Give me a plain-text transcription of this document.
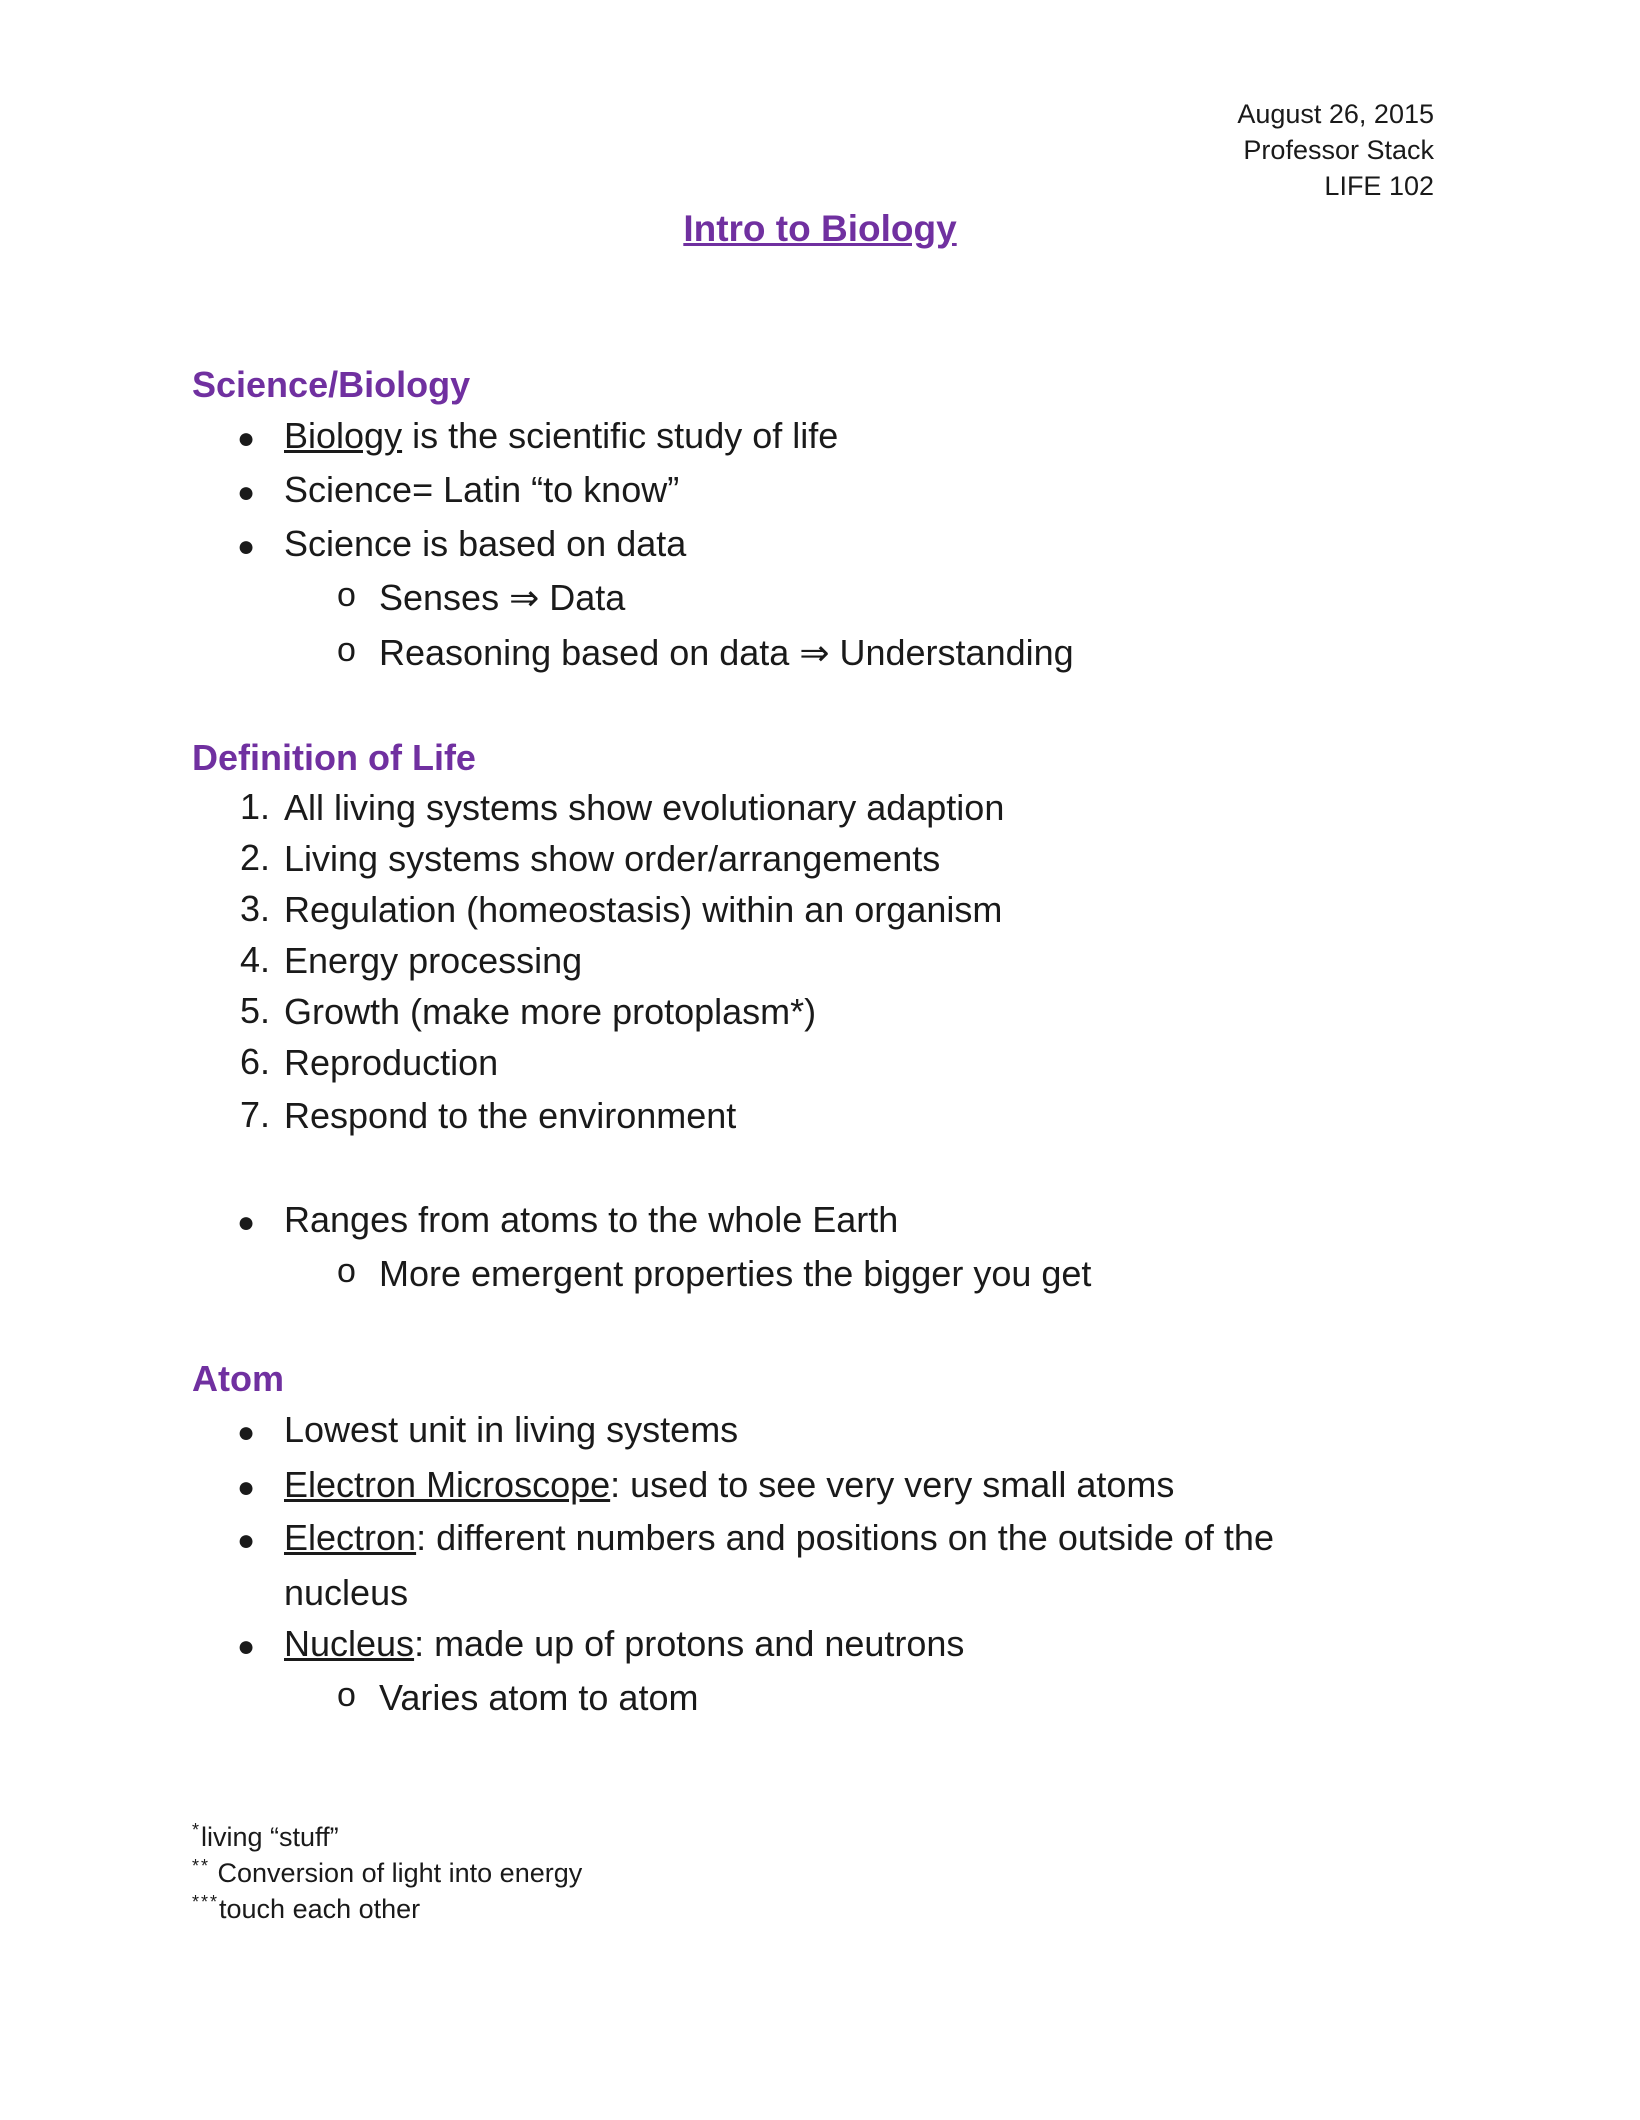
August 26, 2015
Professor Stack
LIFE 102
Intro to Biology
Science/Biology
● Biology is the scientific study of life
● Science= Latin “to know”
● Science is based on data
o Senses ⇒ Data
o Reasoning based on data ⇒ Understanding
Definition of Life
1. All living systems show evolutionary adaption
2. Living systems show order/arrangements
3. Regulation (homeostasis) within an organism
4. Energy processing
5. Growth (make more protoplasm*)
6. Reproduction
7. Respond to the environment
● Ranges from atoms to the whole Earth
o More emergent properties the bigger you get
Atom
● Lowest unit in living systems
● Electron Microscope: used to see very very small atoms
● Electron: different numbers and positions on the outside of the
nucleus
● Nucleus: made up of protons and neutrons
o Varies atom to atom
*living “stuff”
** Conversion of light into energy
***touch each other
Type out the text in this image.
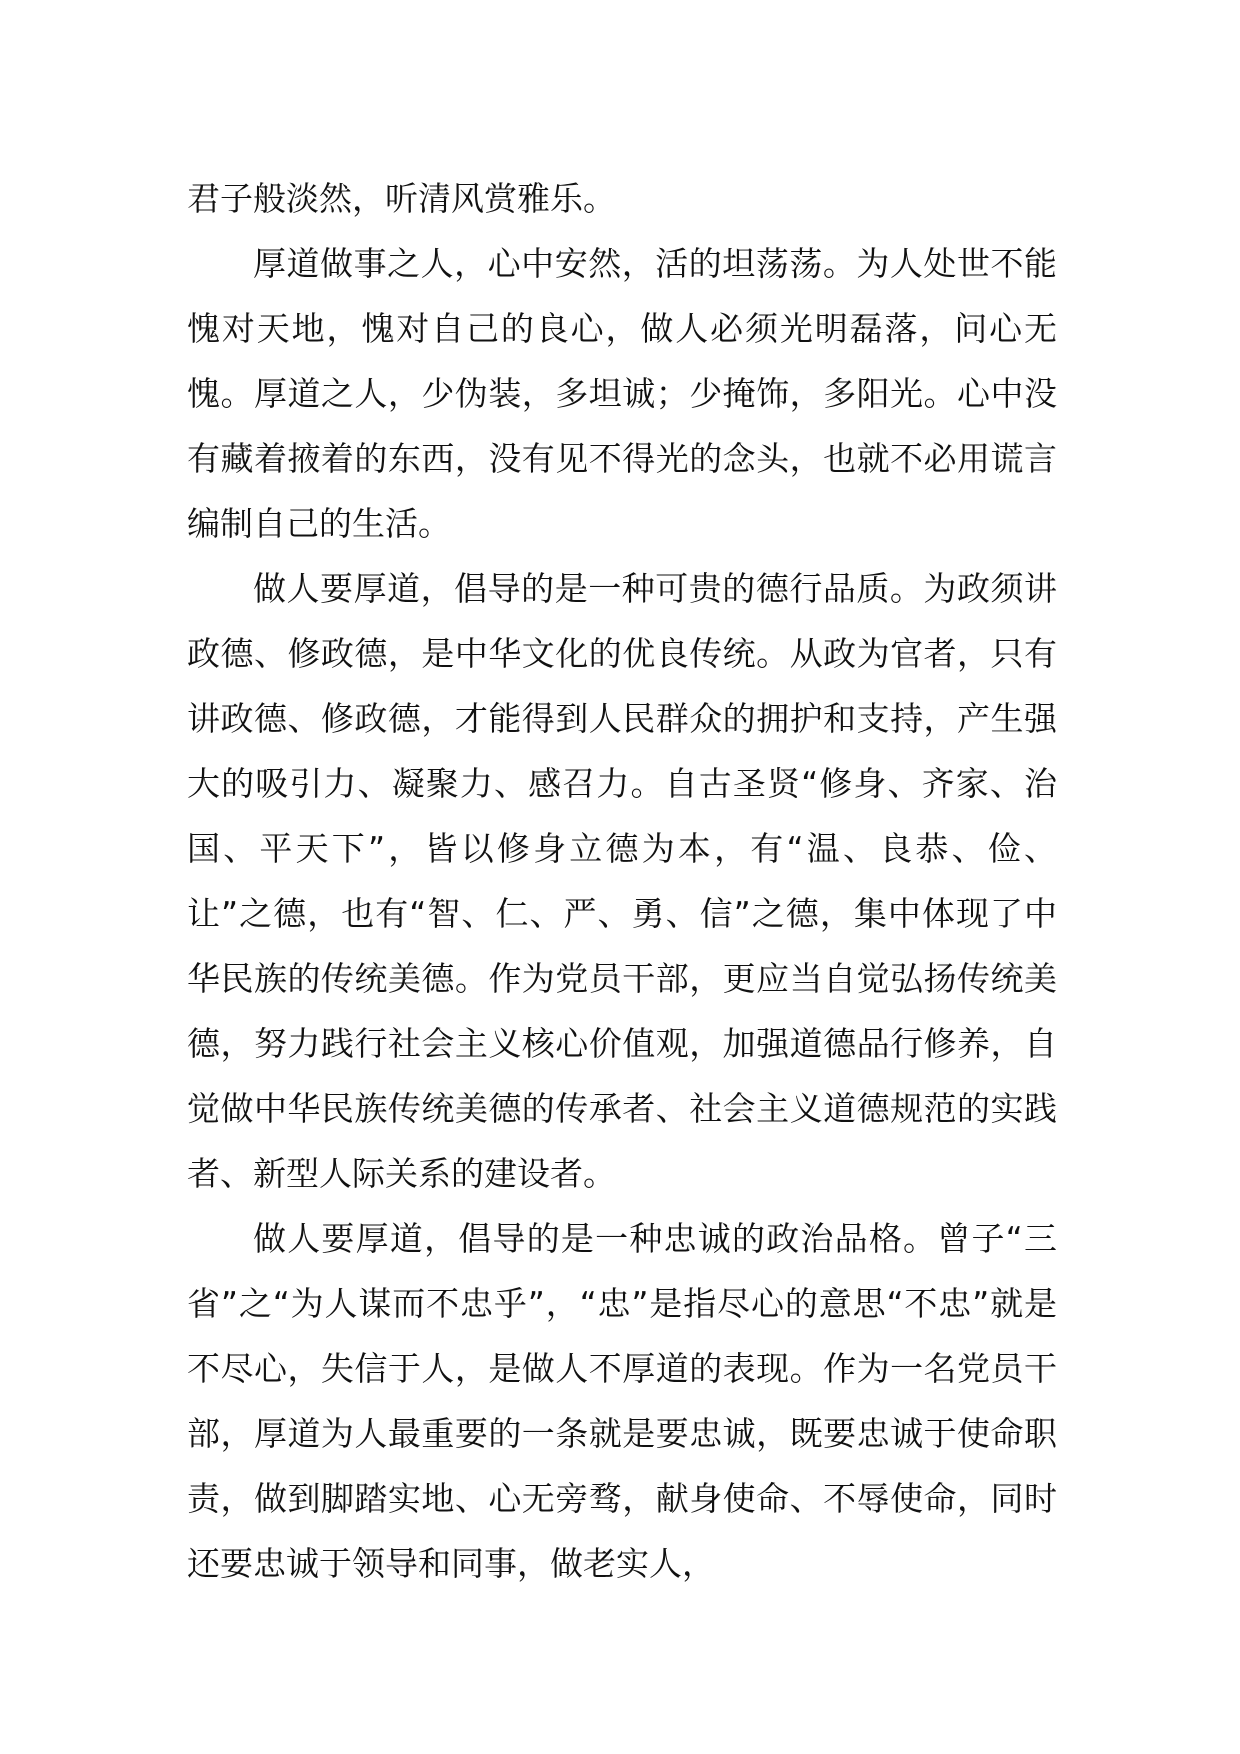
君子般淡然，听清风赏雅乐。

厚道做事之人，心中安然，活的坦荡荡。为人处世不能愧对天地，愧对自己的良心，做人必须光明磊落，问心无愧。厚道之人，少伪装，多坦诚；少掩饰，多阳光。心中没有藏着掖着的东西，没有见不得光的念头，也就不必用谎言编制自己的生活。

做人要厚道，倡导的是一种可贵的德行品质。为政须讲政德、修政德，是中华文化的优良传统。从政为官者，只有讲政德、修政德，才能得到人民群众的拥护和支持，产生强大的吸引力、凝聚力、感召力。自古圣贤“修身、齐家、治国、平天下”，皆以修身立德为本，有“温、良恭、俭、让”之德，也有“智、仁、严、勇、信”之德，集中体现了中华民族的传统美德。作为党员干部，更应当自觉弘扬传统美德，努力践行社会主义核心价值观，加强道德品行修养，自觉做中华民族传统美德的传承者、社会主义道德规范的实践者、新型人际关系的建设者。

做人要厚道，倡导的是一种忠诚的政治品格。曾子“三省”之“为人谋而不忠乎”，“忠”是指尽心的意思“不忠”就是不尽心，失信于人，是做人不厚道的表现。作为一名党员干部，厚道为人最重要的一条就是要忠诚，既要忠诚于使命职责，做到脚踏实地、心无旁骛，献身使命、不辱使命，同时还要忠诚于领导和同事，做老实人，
=-=-=-=-=
Collect each line of the entries that has the word "Biology", copying it in full.

### TASK RESULT
Intro to Biology
Science/Biology
● Biology is the scientific study of life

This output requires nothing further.